#### EXTRACTED ENTRIES:

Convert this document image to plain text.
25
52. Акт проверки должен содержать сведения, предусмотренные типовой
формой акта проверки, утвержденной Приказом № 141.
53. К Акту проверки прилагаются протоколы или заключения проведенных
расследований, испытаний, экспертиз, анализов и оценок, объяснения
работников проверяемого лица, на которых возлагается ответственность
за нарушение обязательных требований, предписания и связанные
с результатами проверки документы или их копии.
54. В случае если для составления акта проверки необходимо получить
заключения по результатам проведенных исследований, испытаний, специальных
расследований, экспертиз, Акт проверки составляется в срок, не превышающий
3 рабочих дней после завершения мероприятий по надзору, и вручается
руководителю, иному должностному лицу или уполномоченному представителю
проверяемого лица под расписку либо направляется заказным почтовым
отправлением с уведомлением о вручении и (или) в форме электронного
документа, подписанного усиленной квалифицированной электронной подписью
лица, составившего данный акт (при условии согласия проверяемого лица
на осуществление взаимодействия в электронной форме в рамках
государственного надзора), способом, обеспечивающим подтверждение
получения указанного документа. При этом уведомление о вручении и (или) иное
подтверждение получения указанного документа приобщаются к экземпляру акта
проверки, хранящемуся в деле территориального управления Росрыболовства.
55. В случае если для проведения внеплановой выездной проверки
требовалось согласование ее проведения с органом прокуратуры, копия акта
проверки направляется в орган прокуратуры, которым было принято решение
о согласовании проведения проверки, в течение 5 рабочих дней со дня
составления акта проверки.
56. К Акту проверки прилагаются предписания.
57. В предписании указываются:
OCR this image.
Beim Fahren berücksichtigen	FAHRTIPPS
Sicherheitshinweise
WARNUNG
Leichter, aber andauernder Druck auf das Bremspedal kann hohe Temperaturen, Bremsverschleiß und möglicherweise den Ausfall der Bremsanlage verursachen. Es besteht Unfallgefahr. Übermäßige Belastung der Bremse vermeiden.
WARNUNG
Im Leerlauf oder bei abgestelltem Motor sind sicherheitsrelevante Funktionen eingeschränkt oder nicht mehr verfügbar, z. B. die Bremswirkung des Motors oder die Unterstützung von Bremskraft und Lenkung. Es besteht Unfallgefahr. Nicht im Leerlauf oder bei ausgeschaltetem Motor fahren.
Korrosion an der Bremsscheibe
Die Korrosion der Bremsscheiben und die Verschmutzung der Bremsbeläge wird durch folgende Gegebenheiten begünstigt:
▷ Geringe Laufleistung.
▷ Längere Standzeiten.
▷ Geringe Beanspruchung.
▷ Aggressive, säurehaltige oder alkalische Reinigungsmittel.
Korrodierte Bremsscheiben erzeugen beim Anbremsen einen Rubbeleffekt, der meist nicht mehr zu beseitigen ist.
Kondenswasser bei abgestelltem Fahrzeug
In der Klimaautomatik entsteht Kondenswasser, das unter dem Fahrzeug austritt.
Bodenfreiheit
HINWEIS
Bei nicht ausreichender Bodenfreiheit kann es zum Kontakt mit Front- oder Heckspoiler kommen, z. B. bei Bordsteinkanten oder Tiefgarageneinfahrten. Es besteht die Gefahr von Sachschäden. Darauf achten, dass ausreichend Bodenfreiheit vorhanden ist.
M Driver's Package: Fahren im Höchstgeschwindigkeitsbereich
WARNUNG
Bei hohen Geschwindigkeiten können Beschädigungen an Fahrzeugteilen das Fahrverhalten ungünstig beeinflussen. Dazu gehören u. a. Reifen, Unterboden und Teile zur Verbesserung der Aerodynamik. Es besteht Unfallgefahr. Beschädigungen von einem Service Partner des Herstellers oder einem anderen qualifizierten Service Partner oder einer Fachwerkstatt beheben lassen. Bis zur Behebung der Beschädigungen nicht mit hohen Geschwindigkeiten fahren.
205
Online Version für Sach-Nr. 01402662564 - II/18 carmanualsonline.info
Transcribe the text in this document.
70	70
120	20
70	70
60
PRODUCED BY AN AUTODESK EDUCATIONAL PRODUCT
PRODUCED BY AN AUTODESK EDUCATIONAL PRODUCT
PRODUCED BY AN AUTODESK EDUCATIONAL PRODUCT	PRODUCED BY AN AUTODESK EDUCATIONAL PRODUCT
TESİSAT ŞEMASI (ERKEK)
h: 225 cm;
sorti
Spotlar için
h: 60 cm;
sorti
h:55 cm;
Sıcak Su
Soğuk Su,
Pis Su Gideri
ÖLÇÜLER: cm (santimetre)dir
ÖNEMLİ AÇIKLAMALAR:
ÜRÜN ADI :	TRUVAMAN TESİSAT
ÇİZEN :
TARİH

#### WHAT YOU HAVE TO DO:
In the entries above, find each line with the word "испытаний" and show it.

#### FINISHED ANSWER:
расследований, испытаний, экспертиз, анализов и оценок, объяснения
заключения по результатам проведенных исследований, испытаний, специальных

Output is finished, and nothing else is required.